According to the review of The Taming Of The Shrew below, who directed the production?

[[ Excerpt, beginning ]]

Gender swaps and the taming of the Bard
The Taming Of The Shrew (Royal Shakespeare Theatre, Stratford)
Verdict: From patriarchy to matriarchy
★★★✩✩ HOW to deal with Shakespeare’s embarrassing misogyny? For the virtuous modern theatregoer, The Taming Of The Shrew is a particularly awkward example.
It is, after all, the ‘comedy’ about a feisty young woman being beaten and humiliated by her loutish husband Petruchio.
If the play were written today, it would see Shakespeare roasted on Twitter and run out of town.
Director Justin Audibert’s solution is to ditch the play’s big bad patriarchy and swap the sexes over, to create a good hearty matriarchy.
Claire Price, therefore, storms in as a flame-haired ‘Petruchia’ Energetic: Price and Arkley to subdue the recalcitrant Katherine (Joseph Arkley) in order to get her paws on a very considerable dowry.

[[ Excerpt, end ]]
[[ Extracted information, beginning ]]

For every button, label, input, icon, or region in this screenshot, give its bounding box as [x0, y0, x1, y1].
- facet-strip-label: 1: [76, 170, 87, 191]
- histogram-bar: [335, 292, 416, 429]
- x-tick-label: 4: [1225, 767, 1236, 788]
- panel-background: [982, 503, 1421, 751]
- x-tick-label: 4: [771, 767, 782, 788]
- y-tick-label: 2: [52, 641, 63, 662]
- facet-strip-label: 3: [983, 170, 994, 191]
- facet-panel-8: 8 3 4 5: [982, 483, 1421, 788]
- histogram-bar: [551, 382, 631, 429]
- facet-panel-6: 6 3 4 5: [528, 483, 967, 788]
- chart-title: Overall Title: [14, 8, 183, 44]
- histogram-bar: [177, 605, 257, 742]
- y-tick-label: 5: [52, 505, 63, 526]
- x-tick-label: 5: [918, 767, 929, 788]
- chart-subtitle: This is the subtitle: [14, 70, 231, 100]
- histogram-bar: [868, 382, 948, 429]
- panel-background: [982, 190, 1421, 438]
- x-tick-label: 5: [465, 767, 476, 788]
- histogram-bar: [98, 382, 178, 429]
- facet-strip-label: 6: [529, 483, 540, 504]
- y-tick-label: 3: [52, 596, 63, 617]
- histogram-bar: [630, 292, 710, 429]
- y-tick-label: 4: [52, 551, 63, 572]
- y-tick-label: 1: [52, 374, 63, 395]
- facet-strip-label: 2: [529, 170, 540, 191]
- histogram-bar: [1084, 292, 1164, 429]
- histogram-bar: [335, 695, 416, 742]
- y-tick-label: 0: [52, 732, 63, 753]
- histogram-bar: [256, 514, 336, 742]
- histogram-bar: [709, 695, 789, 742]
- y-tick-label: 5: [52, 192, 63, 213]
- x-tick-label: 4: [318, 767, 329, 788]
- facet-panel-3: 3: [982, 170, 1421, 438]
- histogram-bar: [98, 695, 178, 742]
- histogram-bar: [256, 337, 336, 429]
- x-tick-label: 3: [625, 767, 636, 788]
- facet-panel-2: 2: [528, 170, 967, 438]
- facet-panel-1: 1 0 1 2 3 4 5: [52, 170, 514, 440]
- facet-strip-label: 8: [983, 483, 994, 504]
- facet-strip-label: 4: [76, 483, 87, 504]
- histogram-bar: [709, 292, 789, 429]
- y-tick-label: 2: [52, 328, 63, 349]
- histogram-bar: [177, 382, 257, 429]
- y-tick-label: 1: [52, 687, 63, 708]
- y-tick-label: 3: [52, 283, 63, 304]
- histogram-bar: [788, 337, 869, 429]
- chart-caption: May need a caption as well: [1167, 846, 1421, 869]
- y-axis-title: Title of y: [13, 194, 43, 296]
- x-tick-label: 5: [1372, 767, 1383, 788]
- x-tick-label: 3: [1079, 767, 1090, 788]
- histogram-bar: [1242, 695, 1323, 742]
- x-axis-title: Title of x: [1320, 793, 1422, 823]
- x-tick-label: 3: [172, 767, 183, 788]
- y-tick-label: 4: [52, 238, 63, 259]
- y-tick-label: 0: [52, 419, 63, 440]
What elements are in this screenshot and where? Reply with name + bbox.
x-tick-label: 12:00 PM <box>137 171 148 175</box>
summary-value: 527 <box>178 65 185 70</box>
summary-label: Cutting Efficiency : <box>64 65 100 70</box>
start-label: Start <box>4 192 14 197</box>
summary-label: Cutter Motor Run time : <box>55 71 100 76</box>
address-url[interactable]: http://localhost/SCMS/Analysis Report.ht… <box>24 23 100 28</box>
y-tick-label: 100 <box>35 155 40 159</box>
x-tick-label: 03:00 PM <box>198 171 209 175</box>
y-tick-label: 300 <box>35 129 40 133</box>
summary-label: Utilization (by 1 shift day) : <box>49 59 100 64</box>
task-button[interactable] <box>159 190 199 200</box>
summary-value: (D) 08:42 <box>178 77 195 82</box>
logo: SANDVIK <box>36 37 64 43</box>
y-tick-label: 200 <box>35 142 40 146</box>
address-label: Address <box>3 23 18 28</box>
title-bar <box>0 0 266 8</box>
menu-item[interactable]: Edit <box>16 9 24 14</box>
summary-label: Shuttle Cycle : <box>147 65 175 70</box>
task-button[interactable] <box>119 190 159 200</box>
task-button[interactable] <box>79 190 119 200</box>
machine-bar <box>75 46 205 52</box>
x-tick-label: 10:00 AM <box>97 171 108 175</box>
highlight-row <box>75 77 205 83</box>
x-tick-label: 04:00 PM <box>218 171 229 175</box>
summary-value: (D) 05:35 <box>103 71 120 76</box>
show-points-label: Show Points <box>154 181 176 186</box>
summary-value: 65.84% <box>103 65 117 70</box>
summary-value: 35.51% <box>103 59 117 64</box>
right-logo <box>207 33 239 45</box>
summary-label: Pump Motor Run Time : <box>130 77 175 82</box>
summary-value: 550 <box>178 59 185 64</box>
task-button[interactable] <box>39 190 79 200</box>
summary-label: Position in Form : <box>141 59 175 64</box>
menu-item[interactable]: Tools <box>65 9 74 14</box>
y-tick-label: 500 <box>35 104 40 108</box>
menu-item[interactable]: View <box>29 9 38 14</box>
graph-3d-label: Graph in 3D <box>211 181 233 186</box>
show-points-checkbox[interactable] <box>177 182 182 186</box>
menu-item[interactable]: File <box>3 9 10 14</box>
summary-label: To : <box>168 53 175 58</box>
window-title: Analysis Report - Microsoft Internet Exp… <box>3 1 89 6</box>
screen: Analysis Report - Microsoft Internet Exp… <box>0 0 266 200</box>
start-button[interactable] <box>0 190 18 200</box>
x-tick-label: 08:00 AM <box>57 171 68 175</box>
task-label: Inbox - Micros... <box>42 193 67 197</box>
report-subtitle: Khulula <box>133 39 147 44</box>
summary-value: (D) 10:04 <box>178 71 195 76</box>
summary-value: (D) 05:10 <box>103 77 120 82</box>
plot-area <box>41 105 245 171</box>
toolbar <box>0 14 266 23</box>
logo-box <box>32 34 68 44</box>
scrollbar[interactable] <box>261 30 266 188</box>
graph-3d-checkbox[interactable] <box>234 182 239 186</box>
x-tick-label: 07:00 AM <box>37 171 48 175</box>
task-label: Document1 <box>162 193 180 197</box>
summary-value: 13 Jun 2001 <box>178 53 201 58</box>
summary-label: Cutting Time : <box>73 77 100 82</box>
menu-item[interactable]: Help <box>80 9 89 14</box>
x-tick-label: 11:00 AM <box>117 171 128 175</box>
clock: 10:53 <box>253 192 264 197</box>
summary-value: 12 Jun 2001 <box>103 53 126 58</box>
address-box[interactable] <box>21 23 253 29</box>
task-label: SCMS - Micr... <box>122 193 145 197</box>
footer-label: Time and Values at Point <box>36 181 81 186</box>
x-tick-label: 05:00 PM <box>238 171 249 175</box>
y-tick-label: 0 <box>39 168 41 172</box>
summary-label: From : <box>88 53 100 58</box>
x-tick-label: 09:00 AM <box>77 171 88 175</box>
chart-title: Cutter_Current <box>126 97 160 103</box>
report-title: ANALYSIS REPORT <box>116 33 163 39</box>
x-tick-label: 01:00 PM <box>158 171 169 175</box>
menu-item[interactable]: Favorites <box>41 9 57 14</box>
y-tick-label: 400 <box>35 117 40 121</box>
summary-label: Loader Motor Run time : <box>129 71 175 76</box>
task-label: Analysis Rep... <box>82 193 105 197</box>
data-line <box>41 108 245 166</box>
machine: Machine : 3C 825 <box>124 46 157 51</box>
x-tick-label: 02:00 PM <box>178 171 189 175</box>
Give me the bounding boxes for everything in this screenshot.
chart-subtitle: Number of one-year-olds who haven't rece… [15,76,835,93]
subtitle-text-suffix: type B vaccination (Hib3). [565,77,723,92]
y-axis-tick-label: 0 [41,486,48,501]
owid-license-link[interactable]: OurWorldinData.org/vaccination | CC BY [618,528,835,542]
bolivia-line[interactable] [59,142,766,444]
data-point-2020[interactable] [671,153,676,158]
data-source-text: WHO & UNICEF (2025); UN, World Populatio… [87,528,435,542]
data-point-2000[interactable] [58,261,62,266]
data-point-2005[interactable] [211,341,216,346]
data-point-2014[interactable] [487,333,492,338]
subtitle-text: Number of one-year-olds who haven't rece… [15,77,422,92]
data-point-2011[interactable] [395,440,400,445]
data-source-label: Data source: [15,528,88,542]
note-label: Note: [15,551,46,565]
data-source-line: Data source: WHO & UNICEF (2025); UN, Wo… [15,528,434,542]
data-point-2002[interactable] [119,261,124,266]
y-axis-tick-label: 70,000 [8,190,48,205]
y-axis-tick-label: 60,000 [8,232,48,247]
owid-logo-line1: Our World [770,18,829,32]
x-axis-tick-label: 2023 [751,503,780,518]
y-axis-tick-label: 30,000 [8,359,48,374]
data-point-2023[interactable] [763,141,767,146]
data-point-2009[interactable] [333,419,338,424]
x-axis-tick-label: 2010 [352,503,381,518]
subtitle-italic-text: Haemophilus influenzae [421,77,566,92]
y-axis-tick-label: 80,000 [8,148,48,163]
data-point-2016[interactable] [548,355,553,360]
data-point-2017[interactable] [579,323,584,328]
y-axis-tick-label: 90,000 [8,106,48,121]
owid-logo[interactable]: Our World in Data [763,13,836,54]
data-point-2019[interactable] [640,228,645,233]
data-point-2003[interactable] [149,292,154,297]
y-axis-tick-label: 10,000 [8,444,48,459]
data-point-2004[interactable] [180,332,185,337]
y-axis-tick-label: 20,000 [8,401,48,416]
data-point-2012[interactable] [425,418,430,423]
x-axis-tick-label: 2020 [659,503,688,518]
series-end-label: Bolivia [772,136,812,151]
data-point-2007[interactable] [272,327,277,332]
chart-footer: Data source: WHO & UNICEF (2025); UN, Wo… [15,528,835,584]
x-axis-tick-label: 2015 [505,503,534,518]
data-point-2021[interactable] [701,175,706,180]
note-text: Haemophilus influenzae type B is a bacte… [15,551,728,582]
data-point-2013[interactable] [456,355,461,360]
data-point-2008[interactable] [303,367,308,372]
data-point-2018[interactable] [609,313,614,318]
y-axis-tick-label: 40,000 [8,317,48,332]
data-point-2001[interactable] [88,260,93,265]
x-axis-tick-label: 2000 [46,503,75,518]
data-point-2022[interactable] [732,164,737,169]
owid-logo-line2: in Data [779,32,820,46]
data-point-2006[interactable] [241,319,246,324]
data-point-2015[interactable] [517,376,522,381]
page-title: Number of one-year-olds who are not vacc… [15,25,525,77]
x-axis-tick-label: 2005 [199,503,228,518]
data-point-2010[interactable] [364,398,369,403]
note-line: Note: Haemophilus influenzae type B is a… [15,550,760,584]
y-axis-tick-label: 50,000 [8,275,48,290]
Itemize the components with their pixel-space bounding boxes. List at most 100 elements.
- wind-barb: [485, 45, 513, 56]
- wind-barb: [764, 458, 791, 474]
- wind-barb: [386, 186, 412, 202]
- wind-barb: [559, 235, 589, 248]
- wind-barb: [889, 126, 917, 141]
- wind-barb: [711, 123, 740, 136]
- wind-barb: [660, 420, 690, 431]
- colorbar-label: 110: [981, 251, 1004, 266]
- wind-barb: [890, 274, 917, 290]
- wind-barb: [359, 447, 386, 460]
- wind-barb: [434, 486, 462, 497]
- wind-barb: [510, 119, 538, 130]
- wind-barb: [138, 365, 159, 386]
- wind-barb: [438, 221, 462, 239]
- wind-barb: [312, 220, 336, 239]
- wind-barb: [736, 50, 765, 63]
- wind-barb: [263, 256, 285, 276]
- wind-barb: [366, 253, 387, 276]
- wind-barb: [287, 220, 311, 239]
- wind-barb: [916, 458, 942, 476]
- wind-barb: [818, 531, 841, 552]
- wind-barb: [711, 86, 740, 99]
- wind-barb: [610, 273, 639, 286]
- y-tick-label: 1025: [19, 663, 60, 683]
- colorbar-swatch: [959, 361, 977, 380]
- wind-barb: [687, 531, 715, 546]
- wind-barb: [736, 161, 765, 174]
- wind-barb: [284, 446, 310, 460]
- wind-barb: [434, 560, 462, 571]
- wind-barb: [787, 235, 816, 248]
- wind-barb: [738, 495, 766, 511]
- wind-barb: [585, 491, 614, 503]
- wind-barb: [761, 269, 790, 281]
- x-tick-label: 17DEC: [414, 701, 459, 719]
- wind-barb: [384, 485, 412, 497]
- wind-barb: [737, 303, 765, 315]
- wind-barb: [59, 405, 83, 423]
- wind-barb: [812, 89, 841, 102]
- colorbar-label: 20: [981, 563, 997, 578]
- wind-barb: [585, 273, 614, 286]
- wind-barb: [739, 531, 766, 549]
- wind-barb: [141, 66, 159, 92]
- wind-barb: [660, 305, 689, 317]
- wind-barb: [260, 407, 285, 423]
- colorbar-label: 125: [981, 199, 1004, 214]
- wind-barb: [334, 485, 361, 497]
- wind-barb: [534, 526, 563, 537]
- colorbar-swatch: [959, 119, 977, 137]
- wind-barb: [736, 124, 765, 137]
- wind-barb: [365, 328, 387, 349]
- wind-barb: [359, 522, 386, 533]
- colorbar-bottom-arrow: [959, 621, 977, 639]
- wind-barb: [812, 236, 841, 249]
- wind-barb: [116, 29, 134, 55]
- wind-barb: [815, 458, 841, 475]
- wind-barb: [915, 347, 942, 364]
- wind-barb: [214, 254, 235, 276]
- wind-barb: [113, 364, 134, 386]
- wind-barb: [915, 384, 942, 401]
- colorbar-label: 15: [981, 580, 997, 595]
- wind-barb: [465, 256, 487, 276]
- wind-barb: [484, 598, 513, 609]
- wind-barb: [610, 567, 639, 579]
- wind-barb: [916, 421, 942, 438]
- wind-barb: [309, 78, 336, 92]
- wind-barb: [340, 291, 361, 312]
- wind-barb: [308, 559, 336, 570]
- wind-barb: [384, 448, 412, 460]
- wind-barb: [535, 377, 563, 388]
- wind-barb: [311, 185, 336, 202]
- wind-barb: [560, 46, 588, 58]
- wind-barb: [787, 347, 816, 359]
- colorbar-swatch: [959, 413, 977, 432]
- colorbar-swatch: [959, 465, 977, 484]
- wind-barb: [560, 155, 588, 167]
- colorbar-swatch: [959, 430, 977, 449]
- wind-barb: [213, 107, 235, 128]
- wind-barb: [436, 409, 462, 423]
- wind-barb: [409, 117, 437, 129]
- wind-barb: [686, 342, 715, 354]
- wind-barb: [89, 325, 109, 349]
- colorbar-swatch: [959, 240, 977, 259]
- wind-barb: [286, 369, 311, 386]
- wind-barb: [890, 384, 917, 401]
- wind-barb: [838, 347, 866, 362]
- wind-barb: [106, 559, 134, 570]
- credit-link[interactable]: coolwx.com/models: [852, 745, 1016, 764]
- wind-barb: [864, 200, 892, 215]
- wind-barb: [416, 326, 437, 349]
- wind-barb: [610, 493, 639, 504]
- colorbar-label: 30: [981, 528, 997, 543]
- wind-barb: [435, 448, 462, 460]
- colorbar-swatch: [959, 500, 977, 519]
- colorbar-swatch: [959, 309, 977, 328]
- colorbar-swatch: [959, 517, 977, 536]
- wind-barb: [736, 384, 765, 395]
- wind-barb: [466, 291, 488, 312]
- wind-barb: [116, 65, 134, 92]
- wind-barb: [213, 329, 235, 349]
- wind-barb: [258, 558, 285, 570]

[[ Extracted information, end ]]

Exercise result: Justin Audibert